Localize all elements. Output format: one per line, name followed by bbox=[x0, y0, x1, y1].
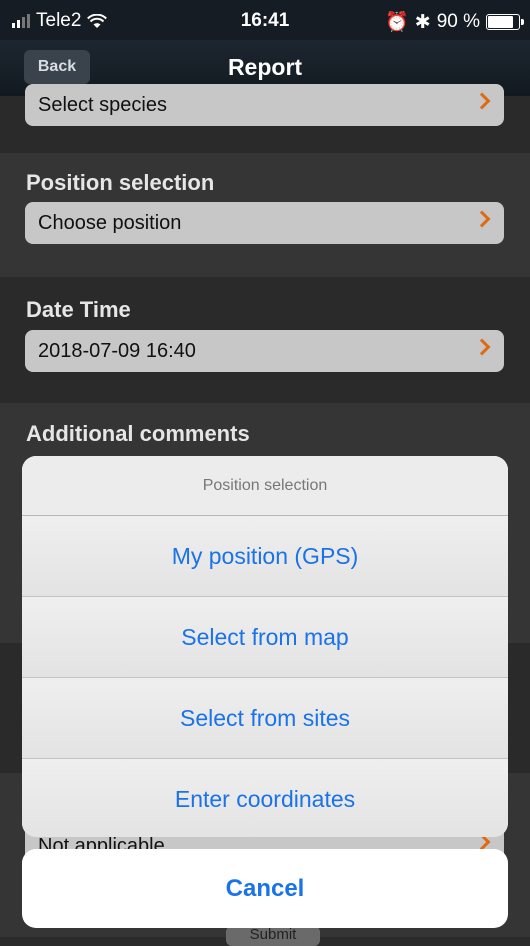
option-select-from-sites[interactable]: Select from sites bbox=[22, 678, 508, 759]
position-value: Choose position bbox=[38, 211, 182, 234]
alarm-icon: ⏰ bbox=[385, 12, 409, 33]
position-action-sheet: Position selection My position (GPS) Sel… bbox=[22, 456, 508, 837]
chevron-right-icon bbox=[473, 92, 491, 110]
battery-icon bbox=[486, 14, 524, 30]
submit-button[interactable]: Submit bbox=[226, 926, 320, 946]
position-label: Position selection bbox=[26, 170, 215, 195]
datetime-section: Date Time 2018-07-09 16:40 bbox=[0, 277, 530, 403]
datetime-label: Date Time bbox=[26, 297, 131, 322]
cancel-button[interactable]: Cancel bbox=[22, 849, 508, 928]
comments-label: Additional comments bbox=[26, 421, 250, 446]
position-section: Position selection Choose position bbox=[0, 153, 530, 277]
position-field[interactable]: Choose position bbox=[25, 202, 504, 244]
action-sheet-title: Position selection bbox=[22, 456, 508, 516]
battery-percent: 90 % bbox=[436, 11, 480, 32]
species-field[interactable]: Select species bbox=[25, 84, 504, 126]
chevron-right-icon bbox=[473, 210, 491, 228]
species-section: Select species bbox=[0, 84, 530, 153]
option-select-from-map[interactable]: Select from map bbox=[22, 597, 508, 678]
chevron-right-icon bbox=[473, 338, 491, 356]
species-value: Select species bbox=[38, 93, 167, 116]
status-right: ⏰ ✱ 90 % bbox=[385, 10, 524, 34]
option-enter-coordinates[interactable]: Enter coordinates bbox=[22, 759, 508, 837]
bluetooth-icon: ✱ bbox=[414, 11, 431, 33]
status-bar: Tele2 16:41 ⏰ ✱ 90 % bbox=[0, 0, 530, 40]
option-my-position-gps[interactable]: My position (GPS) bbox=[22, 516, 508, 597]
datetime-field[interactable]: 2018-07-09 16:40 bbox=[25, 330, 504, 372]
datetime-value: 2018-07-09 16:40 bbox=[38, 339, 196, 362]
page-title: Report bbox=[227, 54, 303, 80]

_ _ _ _ _ _ _

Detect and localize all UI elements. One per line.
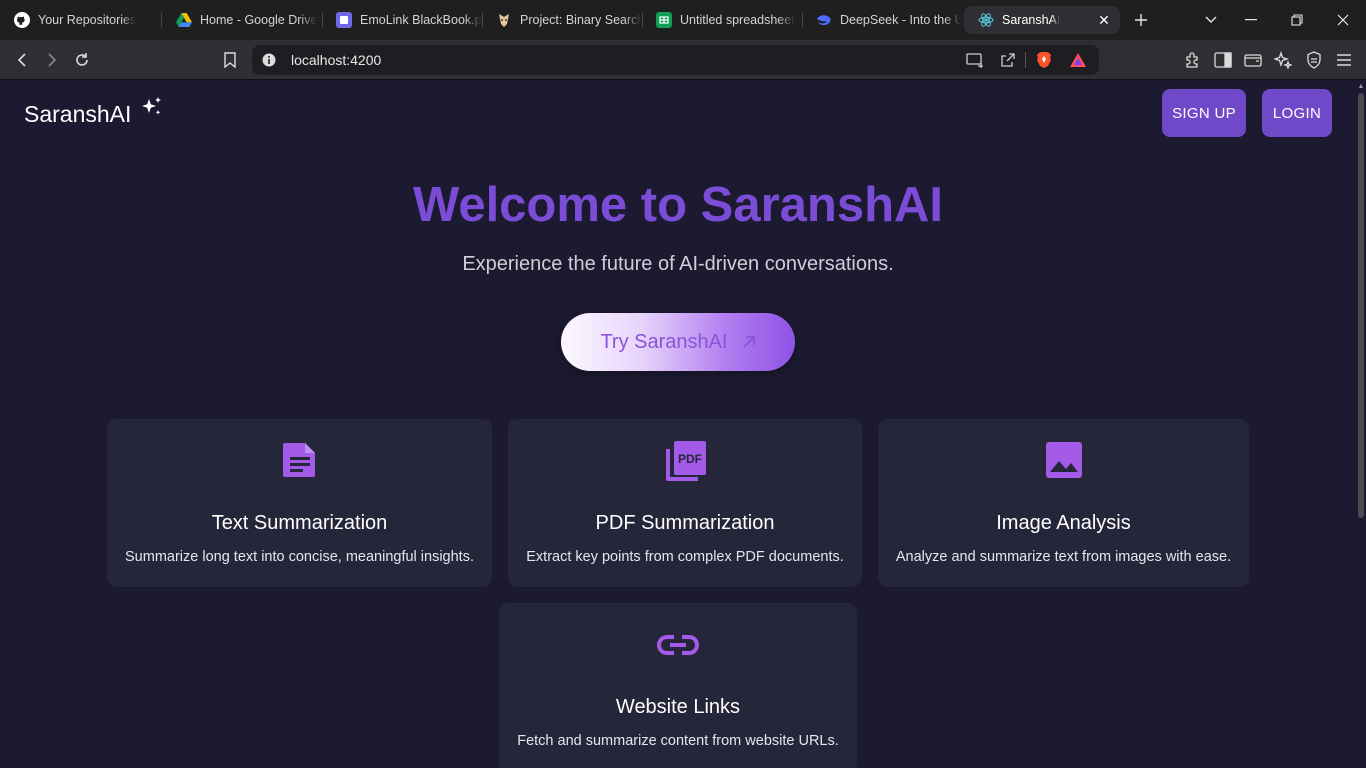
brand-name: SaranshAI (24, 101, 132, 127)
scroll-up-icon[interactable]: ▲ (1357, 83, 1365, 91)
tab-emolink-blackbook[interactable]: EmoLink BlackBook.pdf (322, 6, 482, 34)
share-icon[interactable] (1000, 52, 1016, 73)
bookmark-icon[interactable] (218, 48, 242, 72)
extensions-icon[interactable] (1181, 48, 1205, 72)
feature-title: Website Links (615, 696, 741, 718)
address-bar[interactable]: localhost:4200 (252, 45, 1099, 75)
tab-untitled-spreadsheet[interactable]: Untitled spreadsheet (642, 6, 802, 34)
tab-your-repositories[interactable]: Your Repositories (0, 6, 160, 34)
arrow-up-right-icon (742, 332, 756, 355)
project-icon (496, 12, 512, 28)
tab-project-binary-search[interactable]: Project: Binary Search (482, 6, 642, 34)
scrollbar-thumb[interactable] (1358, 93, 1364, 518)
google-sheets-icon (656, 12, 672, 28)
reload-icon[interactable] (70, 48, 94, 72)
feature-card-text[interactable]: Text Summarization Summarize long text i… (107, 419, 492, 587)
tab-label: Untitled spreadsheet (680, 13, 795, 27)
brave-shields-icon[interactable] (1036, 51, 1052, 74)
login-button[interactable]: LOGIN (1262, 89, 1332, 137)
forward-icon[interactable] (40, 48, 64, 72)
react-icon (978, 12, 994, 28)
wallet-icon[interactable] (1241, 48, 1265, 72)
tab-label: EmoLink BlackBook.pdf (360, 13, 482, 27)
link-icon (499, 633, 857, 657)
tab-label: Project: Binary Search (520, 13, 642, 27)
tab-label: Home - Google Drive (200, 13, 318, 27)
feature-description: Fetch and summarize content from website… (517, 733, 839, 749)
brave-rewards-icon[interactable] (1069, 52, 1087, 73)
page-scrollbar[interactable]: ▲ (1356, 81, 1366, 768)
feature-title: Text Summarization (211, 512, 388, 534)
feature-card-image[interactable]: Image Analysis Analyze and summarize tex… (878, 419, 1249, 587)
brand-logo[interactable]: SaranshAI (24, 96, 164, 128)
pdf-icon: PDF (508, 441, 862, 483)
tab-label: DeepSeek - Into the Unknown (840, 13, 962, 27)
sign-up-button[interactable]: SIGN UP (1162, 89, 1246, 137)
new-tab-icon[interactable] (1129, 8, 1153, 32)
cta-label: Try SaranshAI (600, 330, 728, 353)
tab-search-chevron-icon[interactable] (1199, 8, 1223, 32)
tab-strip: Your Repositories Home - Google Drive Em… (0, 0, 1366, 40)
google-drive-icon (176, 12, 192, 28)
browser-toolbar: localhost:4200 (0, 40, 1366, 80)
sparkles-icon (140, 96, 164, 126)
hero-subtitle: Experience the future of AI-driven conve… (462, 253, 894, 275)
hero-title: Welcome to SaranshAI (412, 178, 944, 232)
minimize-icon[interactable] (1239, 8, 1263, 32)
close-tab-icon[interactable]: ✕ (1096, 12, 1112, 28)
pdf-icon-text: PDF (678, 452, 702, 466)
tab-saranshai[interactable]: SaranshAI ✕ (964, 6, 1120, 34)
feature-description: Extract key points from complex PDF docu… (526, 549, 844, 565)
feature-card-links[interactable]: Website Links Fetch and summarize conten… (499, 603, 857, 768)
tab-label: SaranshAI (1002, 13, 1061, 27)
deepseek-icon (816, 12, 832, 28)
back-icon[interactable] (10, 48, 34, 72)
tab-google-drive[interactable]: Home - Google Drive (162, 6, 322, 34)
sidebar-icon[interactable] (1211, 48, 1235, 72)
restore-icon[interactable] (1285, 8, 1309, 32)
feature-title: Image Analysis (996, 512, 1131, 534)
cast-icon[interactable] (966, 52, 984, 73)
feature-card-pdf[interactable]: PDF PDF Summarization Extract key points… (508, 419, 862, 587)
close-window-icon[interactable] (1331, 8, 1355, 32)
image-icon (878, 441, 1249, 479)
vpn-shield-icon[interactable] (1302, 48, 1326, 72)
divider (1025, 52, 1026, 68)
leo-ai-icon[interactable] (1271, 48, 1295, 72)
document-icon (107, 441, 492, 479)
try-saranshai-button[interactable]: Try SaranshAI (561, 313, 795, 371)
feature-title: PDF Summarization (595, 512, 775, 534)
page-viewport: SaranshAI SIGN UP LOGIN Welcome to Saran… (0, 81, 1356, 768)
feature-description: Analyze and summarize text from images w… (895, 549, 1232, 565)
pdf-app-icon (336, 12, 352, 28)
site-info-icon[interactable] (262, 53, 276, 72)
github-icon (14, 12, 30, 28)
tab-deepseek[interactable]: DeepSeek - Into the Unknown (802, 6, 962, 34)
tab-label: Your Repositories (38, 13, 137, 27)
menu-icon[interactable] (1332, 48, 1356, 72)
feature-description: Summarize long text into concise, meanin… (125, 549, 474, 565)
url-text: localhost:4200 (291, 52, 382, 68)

_ _ _ _ _ _ _

To be done => Show every line from the material above that contains the string "right", copying each one in full.

Task output =>
chevron-right-icon bbox=[473, 92, 491, 110]
chevron-right-icon bbox=[473, 210, 491, 228]
chevron-right-icon bbox=[473, 338, 491, 356]
status-right: ⏰ ✱ 90 % bbox=[385, 10, 524, 34]
arrow-up-right-icon (742, 332, 756, 355)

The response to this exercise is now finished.